### Written request
The entries below contain pictures. Retype everything except those pictures, exactly as given.
## Start Records for the task
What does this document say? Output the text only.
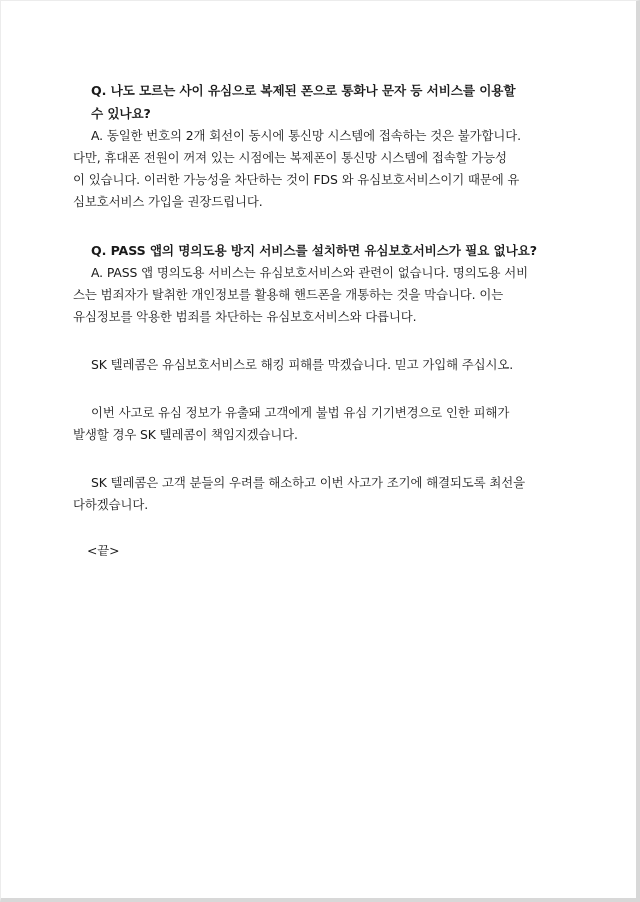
Q. 나도 모르는 사이 유심으로 복제된 폰으로 통화나 문자 등 서비스를 이용할
수 있나요?
A. 동일한 번호의 2개 회선이 동시에 통신망 시스템에 접속하는 것은 불가합니다.
다만, 휴대폰 전원이 꺼져 있는 시점에는 복제폰이 통신망 시스템에 접속할 가능성
이 있습니다. 이러한 가능성을 차단하는 것이 FDS 와 유심보호서비스이기 때문에 유
심보호서비스 가입을 권장드립니다.
Q. PASS 앱의 명의도용 방지 서비스를 설치하면 유심보호서비스가 필요 없나요?
A. PASS 앱 명의도용 서비스는 유심보호서비스와 관련이 없습니다. 명의도용 서비
스는 범죄자가 탈취한 개인정보를 활용해 핸드폰을 개통하는 것을 막습니다. 이는
유심정보를 악용한 범죄를 차단하는 유심보호서비스와 다릅니다.
SK 텔레콤은 유심보호서비스로 해킹 피해를 막겠습니다. 믿고 가입해 주십시오.
이번 사고로 유심 정보가 유출돼 고객에게 불법 유심 기기변경으로 인한 피해가
발생할 경우 SK 텔레콤이 책임지겠습니다.
SK 텔레콤은 고객 분들의 우려를 해소하고 이번 사고가 조기에 해결되도록 최선을
다하겠습니다.
<끝>
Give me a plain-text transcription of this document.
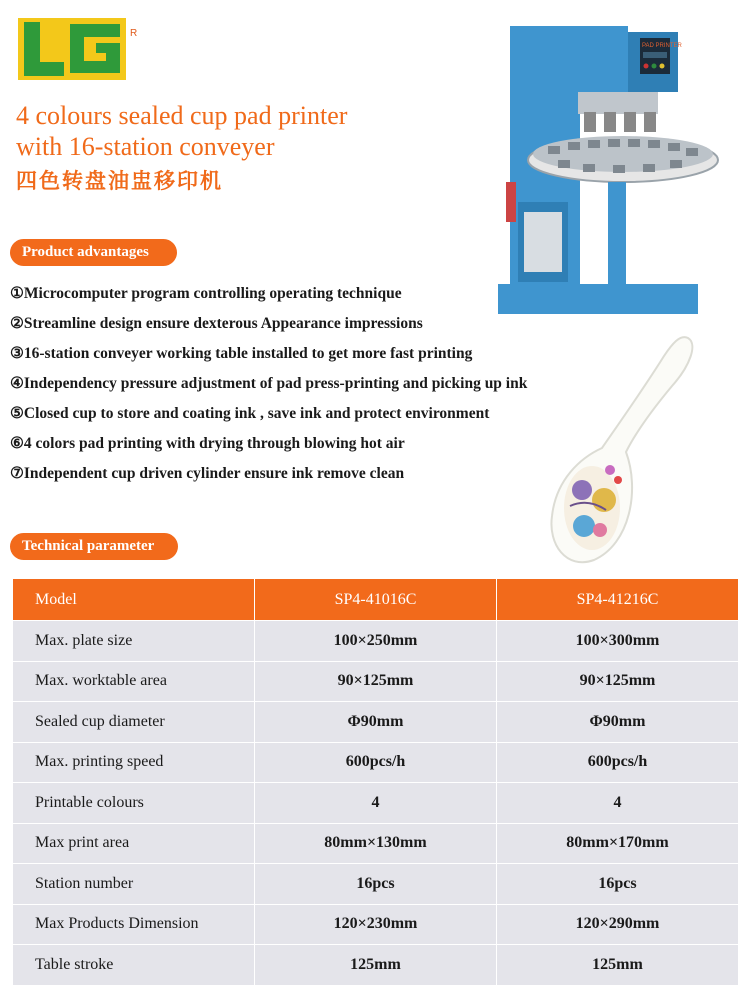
R
4 colours sealed cup pad printer
with 16-station conveyer
四色转盘油盅移印机
PAD PRINTER
Product advantages
①Microcomputer program controlling operating technique
②Streamline design ensure dexterous Appearance impressions
③16-station conveyer working table installed to get more fast printing
④Independency pressure adjustment of pad press-printing and picking up ink
⑤Closed cup to store and coating ink , save ink and protect environment
⑥4 colors pad printing with drying through blowing hot air
⑦Independent cup driven cylinder ensure ink remove clean
Technical parameter
Model	SP4-41016C	SP4-41216C
Max. plate size	100×250mm	100×300mm
Max. worktable area	90×125mm	90×125mm
Sealed cup diameter	Φ90mm	Φ90mm
Max. printing speed	600pcs/h	600pcs/h
Printable colours	4	4
Max print area	80mm×130mm	80mm×170mm
Station number	16pcs	16pcs
Max Products Dimension	120×230mm	120×290mm
Table stroke	125mm	125mm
## End Records for the task
### Solved exercise
What does this document say? Output the text only.
Q. 나도 모르는 사이 유심으로 복제된 폰으로 통화나 문자 등 서비스를 이용할
수 있나요?
A. 동일한 번호의 2개 회선이 동시에 통신망 시스템에 접속하는 것은 불가합니다.
다만, 휴대폰 전원이 꺼져 있는 시점에는 복제폰이 통신망 시스템에 접속할 가능성
이 있습니다. 이러한 가능성을 차단하는 것이 FDS 와 유심보호서비스이기 때문에 유
심보호서비스 가입을 권장드립니다.
Q. PASS 앱의 명의도용 방지 서비스를 설치하면 유심보호서비스가 필요 없나요?
A. PASS 앱 명의도용 서비스는 유심보호서비스와 관련이 없습니다. 명의도용 서비
스는 범죄자가 탈취한 개인정보를 활용해 핸드폰을 개통하는 것을 막습니다. 이는
유심정보를 악용한 범죄를 차단하는 유심보호서비스와 다릅니다.
SK 텔레콤은 유심보호서비스로 해킹 피해를 막겠습니다. 믿고 가입해 주십시오.
이번 사고로 유심 정보가 유출돼 고객에게 불법 유심 기기변경으로 인한 피해가
발생할 경우 SK 텔레콤이 책임지겠습니다.
SK 텔레콤은 고객 분들의 우려를 해소하고 이번 사고가 조기에 해결되도록 최선을
다하겠습니다.
<끝>
Give me a plain-text transcription of this document.
R
4 colours sealed cup pad printer
with 16-station conveyer
四色转盘油盅移印机
PAD PRINTER
Product advantages
①Microcomputer program controlling operating technique
②Streamline design ensure dexterous Appearance impressions
③16-station conveyer working table installed to get more fast printing
④Independency pressure adjustment of pad press-printing and picking up ink
⑤Closed cup to store and coating ink , save ink and protect environment
⑥4 colors pad printing with drying through blowing hot air
⑦Independent cup driven cylinder ensure ink remove clean
Technical parameter
Model	SP4-41016C	SP4-41216C
Max. plate size	100×250mm	100×300mm
Max. worktable area	90×125mm	90×125mm
Sealed cup diameter	Φ90mm	Φ90mm
Max. printing speed	600pcs/h	600pcs/h
Printable colours	4	4
Max print area	80mm×130mm	80mm×170mm
Station number	16pcs	16pcs
Max Products Dimension	120×230mm	120×290mm
Table stroke	125mm	125mm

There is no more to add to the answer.